Reproduce all of the material exactly as shown.
[start Input for this task]
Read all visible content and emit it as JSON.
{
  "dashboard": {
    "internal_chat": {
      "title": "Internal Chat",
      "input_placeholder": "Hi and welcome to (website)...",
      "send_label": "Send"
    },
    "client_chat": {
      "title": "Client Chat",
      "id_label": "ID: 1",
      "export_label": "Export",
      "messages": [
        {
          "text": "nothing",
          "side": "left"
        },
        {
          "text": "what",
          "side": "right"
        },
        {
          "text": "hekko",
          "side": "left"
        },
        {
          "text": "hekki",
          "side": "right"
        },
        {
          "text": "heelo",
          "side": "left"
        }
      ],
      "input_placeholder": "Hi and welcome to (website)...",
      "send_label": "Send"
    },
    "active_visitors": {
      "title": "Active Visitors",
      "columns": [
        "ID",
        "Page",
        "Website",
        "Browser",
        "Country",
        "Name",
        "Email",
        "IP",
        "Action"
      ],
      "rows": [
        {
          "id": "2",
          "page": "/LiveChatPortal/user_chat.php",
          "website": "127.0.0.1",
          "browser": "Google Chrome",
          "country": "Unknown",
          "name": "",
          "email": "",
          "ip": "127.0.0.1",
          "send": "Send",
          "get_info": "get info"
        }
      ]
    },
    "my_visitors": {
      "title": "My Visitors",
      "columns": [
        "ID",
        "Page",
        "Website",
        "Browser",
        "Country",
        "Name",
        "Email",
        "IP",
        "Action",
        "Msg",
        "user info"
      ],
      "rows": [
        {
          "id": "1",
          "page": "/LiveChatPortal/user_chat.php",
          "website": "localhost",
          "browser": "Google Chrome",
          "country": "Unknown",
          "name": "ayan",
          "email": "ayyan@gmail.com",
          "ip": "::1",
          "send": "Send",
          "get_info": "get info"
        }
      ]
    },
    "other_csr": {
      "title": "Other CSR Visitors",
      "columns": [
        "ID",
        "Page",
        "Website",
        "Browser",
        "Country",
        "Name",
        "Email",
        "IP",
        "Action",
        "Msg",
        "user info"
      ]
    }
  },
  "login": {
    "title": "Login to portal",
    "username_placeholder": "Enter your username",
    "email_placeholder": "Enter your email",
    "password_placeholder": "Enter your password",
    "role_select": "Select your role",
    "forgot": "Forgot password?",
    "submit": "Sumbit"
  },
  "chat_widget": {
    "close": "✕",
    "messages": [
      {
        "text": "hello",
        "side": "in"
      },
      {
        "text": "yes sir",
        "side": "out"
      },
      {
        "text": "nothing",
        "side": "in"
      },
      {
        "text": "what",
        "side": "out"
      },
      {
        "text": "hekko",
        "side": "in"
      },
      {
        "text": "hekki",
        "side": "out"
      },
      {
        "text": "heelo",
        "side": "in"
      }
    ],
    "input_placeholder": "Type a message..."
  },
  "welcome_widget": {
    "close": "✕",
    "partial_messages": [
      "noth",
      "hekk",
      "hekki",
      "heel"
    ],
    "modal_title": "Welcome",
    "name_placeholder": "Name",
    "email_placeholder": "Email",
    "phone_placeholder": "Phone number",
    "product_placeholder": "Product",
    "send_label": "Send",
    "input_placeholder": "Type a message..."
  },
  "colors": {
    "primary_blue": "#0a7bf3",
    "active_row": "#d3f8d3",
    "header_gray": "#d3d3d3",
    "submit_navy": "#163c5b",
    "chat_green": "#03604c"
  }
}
[end Input for this task]
**Answer to this problem**
Read all visible content and emit it as JSON.
{
  "dashboard": {
    "internal_chat": {
      "title": "Internal Chat",
      "input_placeholder": "Hi and welcome to (website)...",
      "send_label": "Send"
    },
    "client_chat": {
      "title": "Client Chat",
      "id_label": "ID: 1",
      "export_label": "Export",
      "messages": [
        {
          "text": "nothing",
          "side": "left"
        },
        {
          "text": "what",
          "side": "right"
        },
        {
          "text": "hekko",
          "side": "left"
        },
        {
          "text": "hekki",
          "side": "right"
        },
        {
          "text": "heelo",
          "side": "left"
        }
      ],
      "input_placeholder": "Hi and welcome to (website)...",
      "send_label": "Send"
    },
    "active_visitors": {
      "title": "Active Visitors",
      "columns": [
        "ID",
        "Page",
        "Website",
        "Browser",
        "Country",
        "Name",
        "Email",
        "IP",
        "Action"
      ],
      "rows": [
        {
          "id": "2",
          "page": "/LiveChatPortal/user_chat.php",
          "website": "127.0.0.1",
          "browser": "Google Chrome",
          "country": "Unknown",
          "name": "",
          "email": "",
          "ip": "127.0.0.1",
          "send": "Send",
          "get_info": "get info"
        }
      ]
    },
    "my_visitors": {
      "title": "My Visitors",
      "columns": [
        "ID",
        "Page",
        "Website",
        "Browser",
        "Country",
        "Name",
        "Email",
        "IP",
        "Action",
        "Msg",
        "user info"
      ],
      "rows": [
        {
          "id": "1",
          "page": "/LiveChatPortal/user_chat.php",
          "website": "localhost",
          "browser": "Google Chrome",
          "country": "Unknown",
          "name": "ayan",
          "email": "ayyan@gmail.com",
          "ip": "::1",
          "send": "Send",
          "get_info": "get info"
        }
      ]
    },
    "other_csr": {
      "title": "Other CSR Visitors",
      "columns": [
        "ID",
        "Page",
        "Website",
        "Browser",
        "Country",
        "Name",
        "Email",
        "IP",
        "Action",
        "Msg",
        "user info"
      ]
    }
  },
  "login": {
    "title": "Login to portal",
    "username_placeholder": "Enter your username",
    "email_placeholder": "Enter your email",
    "password_placeholder": "Enter your password",
    "role_select": "Select your role",
    "forgot": "Forgot password?",
    "submit": "Sumbit"
  },
  "chat_widget": {
    "close": "✕",
    "messages": [
      {
        "text": "hello",
        "side": "in"
      },
      {
        "text": "yes sir",
        "side": "out"
      },
      {
        "text": "nothing",
        "side": "in"
      },
      {
        "text": "what",
        "side": "out"
      },
      {
        "text": "hekko",
        "side": "in"
      },
      {
        "text": "hekki",
        "side": "out"
      },
      {
        "text": "heelo",
        "side": "in"
      }
    ],
    "input_placeholder": "Type a message..."
  },
  "welcome_widget": {
    "close": "✕",
    "partial_messages": [
      "noth",
      "hekk",
      "hekki",
      "heel"
    ],
    "modal_title": "Welcome",
    "name_placeholder": "Name",
    "email_placeholder": "Email",
    "phone_placeholder": "Phone number",
    "product_placeholder": "Product",
    "send_label": "Send",
    "input_placeholder": "Type a message..."
  },
  "colors": {
    "primary_blue": "#0a7bf3",
    "active_row": "#d3f8d3",
    "header_gray": "#d3d3d3",
    "submit_navy": "#163c5b",
    "chat_green": "#03604c"
  }
}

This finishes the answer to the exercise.